Memphis Rental Property #5
Last updated: 2024
NOTE: All facts and figures were accurate as of the time this article was first published in 2024. The house was bought in 2019. See the Annual Updates section at the end of the post to check out how the property has fared since then.
Say hello to my 5th house in Memphis! Well, in truth this was purchased a week before Property #3 and Property #4 — I was buying houses fast and furious around this time, and would have 16 in my portfolio within four months of this deal closing.
But there are several new and notable things about this house, though. It was the first house I bought that was not a free-standing single family home; instead, this one is a townhouse-style property that shares a wall with another unit. I really like these units as rentals, and I think many tenants do as well — they’re cute, simple, and have limited yard maintenance. Unfortunately, I haven’t yet found the right opportunity to add another townhome to my portfolio, so this is the only one of my properties that looks like this.
Also, this was also the first property I bought from a turnkey provider, as I came to appreciate the benefits of the turnkey model. I went on to buy numerous other turnkey properties in my portfolio — in fact, about 1/3 of properties in own were turnkeys.
Alright, let’s get into the details of this house!
Property #5: The Deal
I bought this house from a turnkey provider. After purchasing my first couple of properties, I visited Memphis to get they lay of the land and meet some of my partners in person. I toured some neighborhoods and properties with this particular provider, and liked their approach to the business. In fact, I actually toured this specific property while the rehab was underway, and decided to go forward with an offer the next day.
As was the case with nearly all my purchases after Properties #1 and #2, I used a mortgage to finance this purchase. (Here’s why.) The rate on this mortgage was 4.95%, pretty consistent with the other mortgages I initiated around this time.
This house was a 3-bedroom with 2 full baths, and was located in handsome-looking subdivision in the 38141 zip code. This is one of the nicer areas in which I own properties — let’s call it a solid B- neighborhood — but prices on these townhomes are still quite reasonable. The entire subdivision has the same style of townhomes, two units for each structure, and they were built in 1993, which makes this one of the younger properties in my portfolio.
Here are some facts about this particular house:
Built in 1993
Central air
1507 square feet of interior space
Full turnkey rehab
Hard-surface flooring except carpet in bedrooms and upstairs to reduce noise
Small yard
The property was offered at $99,500. With turnkey purchases, you generally have to pay list price, which is what I did. We expected to get rent of $950, which would fall just short of the “1% rule”.
Property #5: Due Diligence
With a turnkey purchase, you’re relying on the provider to deliver the product they promised, so it’s normal for the provider to order a 3rd-party inspection, and then provide evidence of any fixes they made in response to the inspection. That’s exactly what happened here, so I was confident I was getting a house in great shape.

......

[SHORT TASK A] In the Memphis rental property article, what interest rate did the mortgage on this house carry?

......

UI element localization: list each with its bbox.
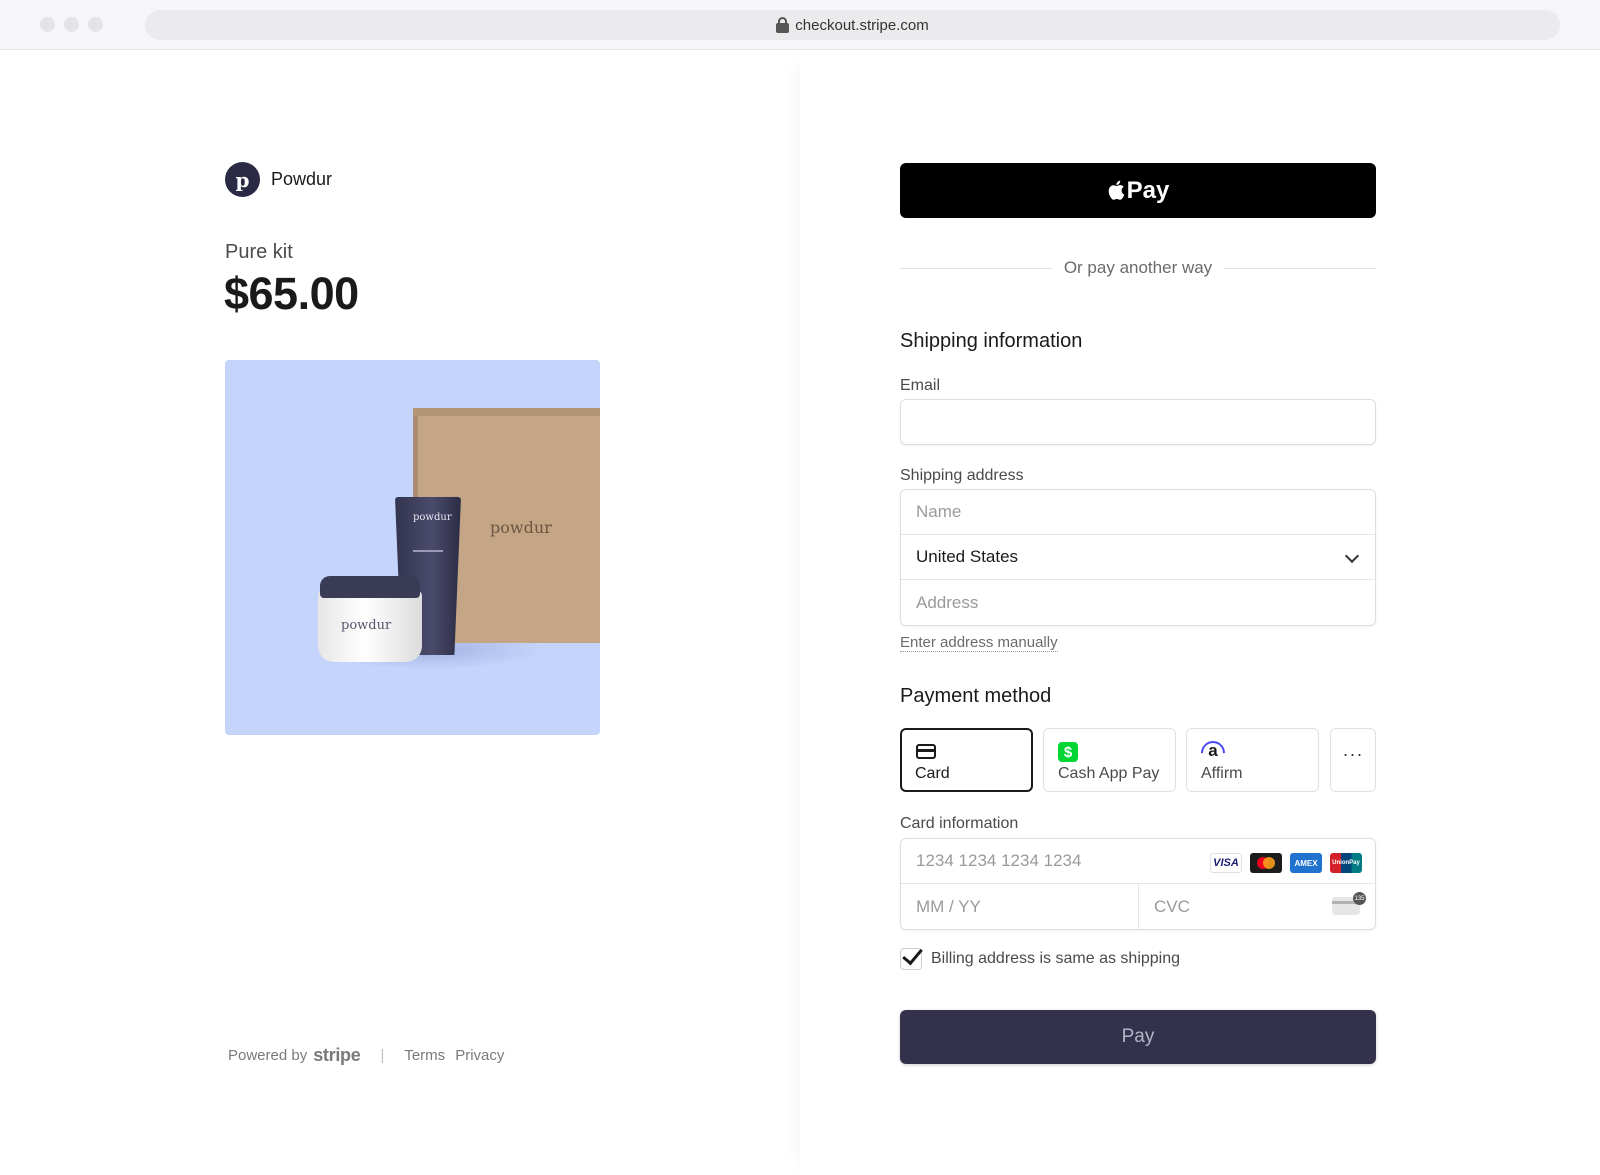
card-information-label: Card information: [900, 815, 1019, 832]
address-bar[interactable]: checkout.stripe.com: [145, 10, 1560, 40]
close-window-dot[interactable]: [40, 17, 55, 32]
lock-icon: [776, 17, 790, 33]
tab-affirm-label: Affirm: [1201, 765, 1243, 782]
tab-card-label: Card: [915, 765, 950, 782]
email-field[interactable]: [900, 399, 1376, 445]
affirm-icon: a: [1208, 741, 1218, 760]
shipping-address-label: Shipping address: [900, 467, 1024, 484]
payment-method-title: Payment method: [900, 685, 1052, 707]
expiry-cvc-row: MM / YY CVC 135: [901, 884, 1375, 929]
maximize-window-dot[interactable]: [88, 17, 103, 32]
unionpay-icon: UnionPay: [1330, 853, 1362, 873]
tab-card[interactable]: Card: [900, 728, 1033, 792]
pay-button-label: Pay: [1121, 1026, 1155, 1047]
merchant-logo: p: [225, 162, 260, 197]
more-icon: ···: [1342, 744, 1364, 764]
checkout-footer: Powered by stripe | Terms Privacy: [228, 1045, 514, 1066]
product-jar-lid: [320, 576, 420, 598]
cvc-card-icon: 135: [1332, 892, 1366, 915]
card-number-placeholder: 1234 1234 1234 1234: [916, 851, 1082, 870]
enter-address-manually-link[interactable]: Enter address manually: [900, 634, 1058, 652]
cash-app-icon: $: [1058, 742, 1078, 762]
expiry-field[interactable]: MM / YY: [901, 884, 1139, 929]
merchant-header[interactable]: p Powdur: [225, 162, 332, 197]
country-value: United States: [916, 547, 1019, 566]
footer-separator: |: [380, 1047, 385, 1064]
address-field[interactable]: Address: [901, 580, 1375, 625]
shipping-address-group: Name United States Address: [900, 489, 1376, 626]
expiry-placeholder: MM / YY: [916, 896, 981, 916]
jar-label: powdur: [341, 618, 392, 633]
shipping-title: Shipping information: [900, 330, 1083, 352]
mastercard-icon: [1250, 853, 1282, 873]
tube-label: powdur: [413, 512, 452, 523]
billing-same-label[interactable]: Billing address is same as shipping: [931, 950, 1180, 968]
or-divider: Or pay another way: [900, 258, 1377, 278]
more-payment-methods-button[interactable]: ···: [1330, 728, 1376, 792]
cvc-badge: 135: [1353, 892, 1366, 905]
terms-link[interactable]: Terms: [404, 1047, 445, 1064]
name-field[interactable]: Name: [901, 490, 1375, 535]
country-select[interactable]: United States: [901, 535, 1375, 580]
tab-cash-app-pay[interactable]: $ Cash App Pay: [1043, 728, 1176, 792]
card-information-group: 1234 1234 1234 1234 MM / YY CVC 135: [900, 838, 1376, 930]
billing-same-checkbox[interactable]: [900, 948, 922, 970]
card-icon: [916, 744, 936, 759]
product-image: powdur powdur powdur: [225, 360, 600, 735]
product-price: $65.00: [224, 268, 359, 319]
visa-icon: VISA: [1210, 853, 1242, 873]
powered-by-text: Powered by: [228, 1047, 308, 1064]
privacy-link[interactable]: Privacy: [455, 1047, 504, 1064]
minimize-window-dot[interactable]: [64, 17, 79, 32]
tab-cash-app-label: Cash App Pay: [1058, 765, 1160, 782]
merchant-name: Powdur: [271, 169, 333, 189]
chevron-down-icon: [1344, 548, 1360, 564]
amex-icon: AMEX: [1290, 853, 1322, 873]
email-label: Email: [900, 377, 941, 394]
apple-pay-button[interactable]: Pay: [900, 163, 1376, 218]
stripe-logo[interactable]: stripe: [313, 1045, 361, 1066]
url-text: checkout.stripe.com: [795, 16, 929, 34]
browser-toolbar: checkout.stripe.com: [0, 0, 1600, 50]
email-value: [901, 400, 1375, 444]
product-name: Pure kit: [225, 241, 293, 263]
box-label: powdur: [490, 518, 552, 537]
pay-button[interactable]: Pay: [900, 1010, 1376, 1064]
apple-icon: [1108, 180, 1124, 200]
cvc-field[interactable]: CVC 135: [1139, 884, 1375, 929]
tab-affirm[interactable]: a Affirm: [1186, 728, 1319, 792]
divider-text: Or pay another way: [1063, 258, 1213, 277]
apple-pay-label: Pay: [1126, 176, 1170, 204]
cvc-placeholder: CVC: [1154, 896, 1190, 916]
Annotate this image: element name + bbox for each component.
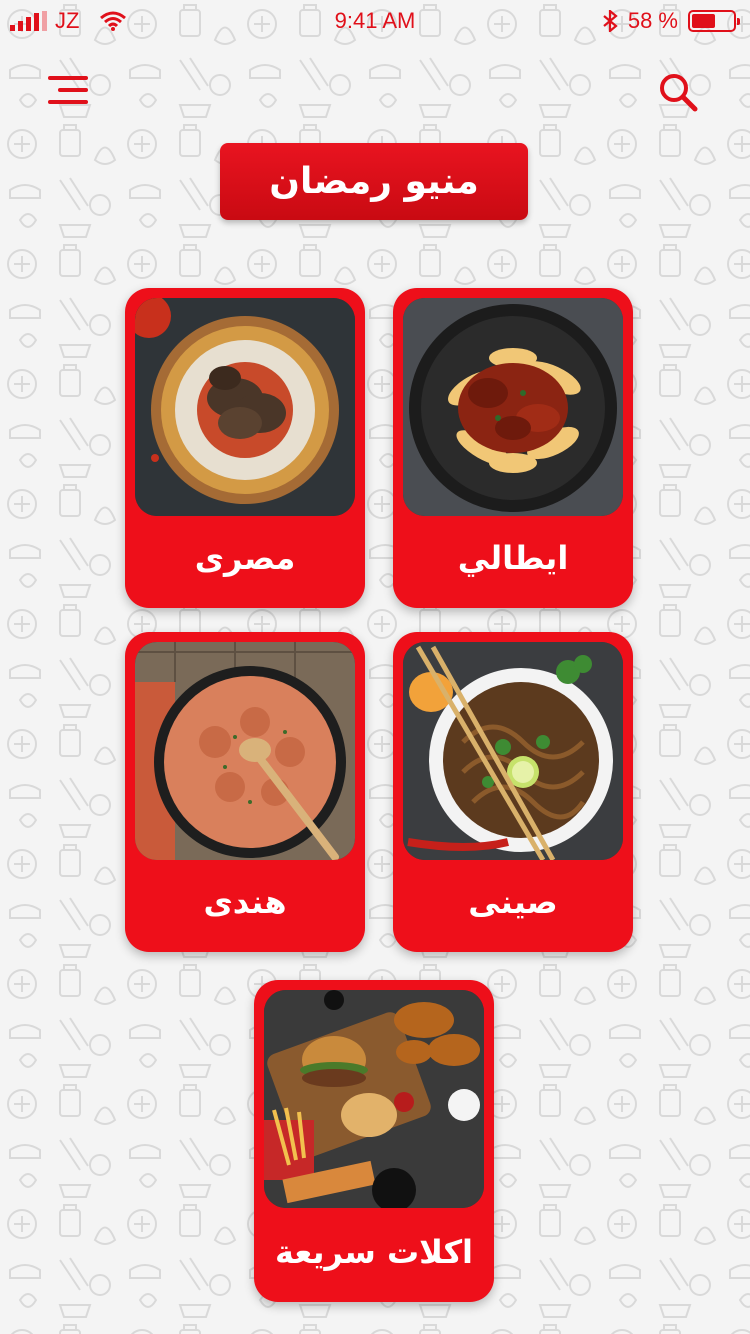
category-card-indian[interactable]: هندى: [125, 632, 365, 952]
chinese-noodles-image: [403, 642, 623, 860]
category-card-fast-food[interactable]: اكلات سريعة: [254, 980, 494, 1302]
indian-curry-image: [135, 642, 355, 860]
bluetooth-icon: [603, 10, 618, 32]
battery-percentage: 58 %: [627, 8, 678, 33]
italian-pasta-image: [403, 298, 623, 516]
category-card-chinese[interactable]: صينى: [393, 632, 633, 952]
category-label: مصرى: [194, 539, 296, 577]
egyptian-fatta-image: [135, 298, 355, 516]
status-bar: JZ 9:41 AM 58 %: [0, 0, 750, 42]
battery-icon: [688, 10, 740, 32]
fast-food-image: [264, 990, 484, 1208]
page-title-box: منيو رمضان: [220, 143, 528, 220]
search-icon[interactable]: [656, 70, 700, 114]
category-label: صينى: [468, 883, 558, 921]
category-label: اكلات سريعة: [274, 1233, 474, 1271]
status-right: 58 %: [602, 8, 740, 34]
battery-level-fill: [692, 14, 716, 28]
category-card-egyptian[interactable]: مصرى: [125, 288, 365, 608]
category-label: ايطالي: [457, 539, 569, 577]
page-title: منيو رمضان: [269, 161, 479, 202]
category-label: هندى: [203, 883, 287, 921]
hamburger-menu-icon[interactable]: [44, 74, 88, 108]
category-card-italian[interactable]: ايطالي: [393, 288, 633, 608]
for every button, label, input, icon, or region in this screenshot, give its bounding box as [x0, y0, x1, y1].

......

[SHORT TASK B] Recast the listing lines, from the one containing "card-information-label: Card information: [900, 815, 1019, 832]" through the one containing "payment-method-title: Payment method: [900, 685, 1052, 707]", inclusive, as a Markdown table with the columns Row and Line. Omit blank lines.

[COMPLETE ANSWER A] 4.95%

[COMPLETE ANSWER B]
| Row | Line |
|---|---|
| 1 | card-information-label: Card information: [900, 815, 1019, 832] |
| 2 | address-bar[interactable]: checkout.stripe.com: [145, 10, 1560, 40] |
| 3 | close-window-dot[interactable]: [40, 17, 55, 32] |
| 4 | lock-icon: [776, 17, 790, 33] |
| 5 | tab-affirm-label: Affirm: [1201, 765, 1243, 782] |
| 6 | tab-card-label: Card: [915, 765, 950, 782] |
| 7 | email-field[interactable]: [900, 399, 1376, 445] |
| 8 | affirm-icon: a: [1208, 741, 1218, 760] |
| 9 | shipping-address-label: Shipping address: [900, 467, 1024, 484] |
| 10 | payment-method-title: Payment method: [900, 685, 1052, 707] |